***** The records *****
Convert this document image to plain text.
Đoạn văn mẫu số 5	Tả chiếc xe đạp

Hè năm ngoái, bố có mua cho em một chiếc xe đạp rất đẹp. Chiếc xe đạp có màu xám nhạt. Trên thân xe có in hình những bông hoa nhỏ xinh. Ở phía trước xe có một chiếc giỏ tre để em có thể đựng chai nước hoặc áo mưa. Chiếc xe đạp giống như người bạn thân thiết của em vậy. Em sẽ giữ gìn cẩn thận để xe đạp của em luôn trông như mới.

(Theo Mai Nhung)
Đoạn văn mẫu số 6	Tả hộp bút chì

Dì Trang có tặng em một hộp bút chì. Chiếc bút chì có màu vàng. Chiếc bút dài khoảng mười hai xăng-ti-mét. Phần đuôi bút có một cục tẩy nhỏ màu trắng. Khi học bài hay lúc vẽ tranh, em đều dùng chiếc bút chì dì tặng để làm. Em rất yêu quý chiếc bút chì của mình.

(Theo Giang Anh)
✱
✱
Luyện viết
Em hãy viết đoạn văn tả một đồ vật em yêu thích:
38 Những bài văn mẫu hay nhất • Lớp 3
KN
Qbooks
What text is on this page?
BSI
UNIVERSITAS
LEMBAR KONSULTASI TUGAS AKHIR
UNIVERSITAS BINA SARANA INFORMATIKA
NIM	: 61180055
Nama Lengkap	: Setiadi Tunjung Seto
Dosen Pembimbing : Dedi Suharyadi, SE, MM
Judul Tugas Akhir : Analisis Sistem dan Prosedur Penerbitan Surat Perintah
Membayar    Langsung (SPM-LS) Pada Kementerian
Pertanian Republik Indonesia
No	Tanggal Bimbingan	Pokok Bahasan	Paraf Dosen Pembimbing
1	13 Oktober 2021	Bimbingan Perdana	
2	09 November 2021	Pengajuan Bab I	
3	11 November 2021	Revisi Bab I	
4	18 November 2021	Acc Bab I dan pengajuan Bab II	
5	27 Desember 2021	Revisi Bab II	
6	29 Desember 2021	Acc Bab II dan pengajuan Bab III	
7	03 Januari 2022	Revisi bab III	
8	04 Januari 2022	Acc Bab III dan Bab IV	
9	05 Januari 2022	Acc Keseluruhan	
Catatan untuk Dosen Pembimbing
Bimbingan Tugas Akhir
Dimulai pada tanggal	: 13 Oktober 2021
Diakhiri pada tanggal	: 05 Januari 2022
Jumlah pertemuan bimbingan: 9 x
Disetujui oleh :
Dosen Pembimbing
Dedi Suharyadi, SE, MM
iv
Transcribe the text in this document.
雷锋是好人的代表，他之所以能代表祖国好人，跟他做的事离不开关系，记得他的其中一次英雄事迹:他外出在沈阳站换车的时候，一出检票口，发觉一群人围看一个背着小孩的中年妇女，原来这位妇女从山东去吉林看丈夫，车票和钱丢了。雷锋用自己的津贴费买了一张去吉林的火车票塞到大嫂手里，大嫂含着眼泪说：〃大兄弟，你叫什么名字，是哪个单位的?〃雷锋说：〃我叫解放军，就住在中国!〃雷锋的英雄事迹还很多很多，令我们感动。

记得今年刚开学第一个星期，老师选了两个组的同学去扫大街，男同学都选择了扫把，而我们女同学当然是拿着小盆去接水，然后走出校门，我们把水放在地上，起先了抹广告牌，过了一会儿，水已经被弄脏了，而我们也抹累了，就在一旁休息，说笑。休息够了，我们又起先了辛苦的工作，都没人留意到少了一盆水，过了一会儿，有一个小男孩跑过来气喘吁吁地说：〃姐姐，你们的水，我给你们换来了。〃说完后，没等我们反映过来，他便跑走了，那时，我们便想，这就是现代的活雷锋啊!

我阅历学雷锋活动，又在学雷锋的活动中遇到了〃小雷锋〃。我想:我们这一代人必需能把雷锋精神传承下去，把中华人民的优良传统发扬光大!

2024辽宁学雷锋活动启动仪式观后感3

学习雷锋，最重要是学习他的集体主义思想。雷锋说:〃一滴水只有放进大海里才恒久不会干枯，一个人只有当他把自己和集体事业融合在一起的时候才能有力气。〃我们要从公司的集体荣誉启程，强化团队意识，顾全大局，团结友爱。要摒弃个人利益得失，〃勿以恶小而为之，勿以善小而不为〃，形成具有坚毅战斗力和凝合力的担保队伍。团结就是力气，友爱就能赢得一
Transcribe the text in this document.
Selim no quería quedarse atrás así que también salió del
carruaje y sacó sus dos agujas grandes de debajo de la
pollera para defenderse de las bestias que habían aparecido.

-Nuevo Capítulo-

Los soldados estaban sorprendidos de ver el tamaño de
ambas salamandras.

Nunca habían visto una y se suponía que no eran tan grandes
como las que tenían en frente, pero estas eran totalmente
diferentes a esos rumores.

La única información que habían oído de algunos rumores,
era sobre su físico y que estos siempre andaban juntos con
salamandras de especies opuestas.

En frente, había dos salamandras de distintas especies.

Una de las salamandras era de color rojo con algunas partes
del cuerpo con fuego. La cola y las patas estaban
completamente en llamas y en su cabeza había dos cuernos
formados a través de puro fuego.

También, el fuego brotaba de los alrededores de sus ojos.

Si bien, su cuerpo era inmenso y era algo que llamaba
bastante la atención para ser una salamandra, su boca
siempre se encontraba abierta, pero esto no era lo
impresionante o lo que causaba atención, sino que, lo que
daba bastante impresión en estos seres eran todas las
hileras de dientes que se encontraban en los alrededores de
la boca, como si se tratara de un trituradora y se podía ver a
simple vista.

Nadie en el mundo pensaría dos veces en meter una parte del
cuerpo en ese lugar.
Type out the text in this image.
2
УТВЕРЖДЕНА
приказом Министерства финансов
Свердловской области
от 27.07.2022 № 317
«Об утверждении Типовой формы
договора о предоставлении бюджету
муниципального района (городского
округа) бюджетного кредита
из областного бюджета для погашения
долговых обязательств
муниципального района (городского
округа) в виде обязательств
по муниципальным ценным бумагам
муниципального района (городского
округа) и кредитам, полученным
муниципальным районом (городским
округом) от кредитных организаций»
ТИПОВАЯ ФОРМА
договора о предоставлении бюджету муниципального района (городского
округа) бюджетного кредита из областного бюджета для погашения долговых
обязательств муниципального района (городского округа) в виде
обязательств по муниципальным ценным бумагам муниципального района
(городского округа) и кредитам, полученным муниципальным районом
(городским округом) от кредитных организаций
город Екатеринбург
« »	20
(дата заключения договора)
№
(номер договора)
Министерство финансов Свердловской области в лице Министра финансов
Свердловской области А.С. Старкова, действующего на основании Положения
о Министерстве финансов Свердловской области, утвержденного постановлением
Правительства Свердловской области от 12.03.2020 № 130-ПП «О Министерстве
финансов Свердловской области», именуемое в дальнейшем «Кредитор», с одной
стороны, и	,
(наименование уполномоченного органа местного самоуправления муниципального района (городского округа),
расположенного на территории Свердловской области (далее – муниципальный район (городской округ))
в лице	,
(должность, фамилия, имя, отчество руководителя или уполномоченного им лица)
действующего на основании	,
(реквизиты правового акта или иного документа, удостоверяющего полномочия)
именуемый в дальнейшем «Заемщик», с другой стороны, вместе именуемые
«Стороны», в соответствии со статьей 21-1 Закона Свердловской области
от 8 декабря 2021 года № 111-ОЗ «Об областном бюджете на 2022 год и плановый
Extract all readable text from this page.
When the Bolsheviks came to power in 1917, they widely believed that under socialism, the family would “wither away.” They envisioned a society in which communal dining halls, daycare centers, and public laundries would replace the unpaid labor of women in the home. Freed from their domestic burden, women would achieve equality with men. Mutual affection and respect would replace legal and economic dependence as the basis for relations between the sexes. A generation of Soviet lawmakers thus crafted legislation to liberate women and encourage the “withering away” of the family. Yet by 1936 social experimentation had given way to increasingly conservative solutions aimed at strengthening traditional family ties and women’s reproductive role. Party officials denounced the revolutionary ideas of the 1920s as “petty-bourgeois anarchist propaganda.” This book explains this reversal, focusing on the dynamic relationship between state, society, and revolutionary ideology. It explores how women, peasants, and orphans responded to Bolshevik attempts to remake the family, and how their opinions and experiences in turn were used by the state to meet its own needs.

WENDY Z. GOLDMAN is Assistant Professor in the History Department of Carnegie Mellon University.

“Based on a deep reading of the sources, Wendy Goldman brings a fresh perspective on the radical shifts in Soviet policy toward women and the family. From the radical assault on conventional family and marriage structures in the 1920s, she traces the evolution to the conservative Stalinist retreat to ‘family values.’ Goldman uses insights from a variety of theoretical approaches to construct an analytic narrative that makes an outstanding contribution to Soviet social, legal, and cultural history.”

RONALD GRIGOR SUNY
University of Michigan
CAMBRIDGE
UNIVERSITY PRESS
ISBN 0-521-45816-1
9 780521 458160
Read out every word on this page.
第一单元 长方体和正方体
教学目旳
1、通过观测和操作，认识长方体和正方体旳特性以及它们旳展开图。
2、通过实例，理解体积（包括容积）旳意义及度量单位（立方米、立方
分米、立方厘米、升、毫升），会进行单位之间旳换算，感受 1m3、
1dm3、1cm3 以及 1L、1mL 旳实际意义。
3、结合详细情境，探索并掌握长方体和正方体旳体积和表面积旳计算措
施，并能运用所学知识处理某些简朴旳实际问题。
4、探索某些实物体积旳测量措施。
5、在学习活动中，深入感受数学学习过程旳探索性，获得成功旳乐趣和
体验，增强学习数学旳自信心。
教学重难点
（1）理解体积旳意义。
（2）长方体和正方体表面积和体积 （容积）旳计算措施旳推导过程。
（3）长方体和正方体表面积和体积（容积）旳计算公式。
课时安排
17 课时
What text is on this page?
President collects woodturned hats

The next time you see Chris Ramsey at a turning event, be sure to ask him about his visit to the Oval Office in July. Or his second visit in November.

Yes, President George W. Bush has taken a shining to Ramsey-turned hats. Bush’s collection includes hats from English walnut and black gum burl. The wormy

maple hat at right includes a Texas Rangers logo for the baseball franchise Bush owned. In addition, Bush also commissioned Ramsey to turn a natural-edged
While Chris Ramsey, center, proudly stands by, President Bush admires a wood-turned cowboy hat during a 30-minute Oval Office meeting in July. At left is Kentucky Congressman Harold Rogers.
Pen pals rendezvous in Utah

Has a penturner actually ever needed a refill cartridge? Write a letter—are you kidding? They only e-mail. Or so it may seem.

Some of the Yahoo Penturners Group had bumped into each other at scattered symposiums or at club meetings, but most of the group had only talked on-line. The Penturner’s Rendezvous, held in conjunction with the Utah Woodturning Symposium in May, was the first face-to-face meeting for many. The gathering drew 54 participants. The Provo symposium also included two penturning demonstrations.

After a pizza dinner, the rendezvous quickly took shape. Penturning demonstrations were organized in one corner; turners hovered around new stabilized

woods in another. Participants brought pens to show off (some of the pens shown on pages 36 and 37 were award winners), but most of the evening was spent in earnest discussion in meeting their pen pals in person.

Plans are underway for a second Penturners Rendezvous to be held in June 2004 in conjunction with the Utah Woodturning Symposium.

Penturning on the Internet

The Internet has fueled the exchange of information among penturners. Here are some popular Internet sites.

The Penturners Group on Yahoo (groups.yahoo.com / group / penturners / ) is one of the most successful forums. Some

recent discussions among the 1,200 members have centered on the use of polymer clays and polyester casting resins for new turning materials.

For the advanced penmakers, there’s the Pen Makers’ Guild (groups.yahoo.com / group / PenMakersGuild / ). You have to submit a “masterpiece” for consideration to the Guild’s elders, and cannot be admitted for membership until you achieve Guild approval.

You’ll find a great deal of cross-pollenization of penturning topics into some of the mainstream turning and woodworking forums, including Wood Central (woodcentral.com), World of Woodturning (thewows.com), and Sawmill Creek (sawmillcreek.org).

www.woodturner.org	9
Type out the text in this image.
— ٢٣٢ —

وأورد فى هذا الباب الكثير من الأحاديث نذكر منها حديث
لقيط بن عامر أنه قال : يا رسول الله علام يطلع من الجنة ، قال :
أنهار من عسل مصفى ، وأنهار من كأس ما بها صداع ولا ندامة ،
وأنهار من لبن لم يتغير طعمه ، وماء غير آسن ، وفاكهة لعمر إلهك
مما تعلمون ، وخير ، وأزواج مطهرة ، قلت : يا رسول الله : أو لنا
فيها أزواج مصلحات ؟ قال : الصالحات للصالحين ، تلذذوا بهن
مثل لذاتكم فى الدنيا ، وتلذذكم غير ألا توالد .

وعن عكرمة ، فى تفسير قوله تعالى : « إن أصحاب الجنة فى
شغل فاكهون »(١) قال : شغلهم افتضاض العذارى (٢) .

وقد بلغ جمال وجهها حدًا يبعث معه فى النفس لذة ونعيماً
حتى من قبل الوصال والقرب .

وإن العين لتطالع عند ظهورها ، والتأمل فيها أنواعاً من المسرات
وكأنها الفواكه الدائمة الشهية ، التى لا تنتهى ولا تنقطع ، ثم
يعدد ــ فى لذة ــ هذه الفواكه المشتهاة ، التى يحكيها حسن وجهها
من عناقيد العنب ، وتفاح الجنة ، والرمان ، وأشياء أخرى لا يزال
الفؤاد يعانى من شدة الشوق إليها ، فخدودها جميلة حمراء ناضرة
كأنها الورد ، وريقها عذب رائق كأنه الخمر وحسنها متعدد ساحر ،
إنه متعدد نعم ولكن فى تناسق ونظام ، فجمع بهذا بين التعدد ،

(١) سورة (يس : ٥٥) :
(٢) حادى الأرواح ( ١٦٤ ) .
*****
Task to complete: Look through the entries above. Extract each line with the word "their".

Worked answer:
When the Bolsheviks came to power in 1917, they widely believed that under socialism, the family would “wither away.” They envisioned a society in which communal dining halls, daycare centers, and public laundries would replace the unpaid labor of women in the home. Freed from their domestic burden, women would achieve equality with men. Mutual affection and respect would replace legal and economic dependence as the basis for relations between the sexes. A generation of Soviet lawmakers thus crafted legislation to liberate women and encourage the “withering away” of the family. Yet by 1936 social experimentation had given way to increasingly conservative solutions aimed at strengthening traditional family ties and women’s reproductive role. Party officials denounced the revolutionary ideas of the 1920s as “petty-bourgeois anarchist propaganda.” This book explains this reversal, focusing on the dynamic relationship between state, society, and revolutionary ideology. It explores how women, peasants, and orphans responded to Bolshevik attempts to remake the family, and how their opinions and experiences in turn were used by the state to meet its own needs.
woods in another. Participants brought pens to show off (some of the pens shown on pages 36 and 37 were award winners), but most of the evening was spent in earnest discussion in meeting their pen pals in person.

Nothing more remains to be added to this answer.